**Data listing:**
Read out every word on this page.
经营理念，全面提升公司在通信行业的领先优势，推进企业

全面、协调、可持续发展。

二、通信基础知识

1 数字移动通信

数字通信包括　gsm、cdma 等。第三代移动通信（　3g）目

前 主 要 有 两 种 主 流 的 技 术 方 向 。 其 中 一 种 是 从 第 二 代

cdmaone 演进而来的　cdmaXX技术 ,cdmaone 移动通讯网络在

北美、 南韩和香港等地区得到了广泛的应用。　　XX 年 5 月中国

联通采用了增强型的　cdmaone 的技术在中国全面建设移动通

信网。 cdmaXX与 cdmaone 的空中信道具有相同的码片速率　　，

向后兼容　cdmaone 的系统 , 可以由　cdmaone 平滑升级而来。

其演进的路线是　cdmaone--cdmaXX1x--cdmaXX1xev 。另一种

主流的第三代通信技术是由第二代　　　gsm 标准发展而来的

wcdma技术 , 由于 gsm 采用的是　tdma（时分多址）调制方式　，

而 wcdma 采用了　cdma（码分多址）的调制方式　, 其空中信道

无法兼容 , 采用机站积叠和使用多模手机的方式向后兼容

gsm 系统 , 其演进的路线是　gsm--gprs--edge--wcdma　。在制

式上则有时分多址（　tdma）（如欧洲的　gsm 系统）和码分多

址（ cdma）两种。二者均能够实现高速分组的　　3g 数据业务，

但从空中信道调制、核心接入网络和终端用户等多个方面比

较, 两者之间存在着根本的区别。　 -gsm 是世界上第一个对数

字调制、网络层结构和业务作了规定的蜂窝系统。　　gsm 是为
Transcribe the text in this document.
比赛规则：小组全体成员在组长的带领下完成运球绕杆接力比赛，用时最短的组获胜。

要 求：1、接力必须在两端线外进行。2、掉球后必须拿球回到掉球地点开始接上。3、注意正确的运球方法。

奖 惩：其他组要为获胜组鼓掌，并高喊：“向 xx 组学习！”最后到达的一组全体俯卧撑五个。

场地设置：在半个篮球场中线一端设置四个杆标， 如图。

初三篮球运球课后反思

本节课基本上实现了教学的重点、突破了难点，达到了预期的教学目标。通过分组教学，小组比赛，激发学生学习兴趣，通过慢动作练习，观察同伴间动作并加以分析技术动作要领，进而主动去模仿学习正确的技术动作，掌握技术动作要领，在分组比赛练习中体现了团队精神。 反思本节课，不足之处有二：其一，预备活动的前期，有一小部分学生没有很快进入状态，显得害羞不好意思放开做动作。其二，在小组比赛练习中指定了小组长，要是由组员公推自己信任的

**Task goal:** Everything from the line containing "Transcribe the text in this document." to the last line of the entries above should be quoted exactly, and only that.

**Solution below:**
Transcribe the text in this document.
比赛规则：小组全体成员在组长的带领下完成运球绕杆接力比赛，用时最短的组获胜。

要 求：1、接力必须在两端线外进行。2、掉球后必须拿球回到掉球地点开始接上。3、注意正确的运球方法。

奖 惩：其他组要为获胜组鼓掌，并高喊：“向 xx 组学习！”最后到达的一组全体俯卧撑五个。

场地设置：在半个篮球场中线一端设置四个杆标， 如图。

初三篮球运球课后反思

本节课基本上实现了教学的重点、突破了难点，达到了预期的教学目标。通过分组教学，小组比赛，激发学生学习兴趣，通过慢动作练习，观察同伴间动作并加以分析技术动作要领，进而主动去模仿学习正确的技术动作，掌握技术动作要领，在分组比赛练习中体现了团队精神。 反思本节课，不足之处有二：其一，预备活动的前期，有一小部分学生没有很快进入状态，显得害羞不好意思放开做动作。其二，在小组比赛练习中指定了小组长，要是由组员公推自己信任的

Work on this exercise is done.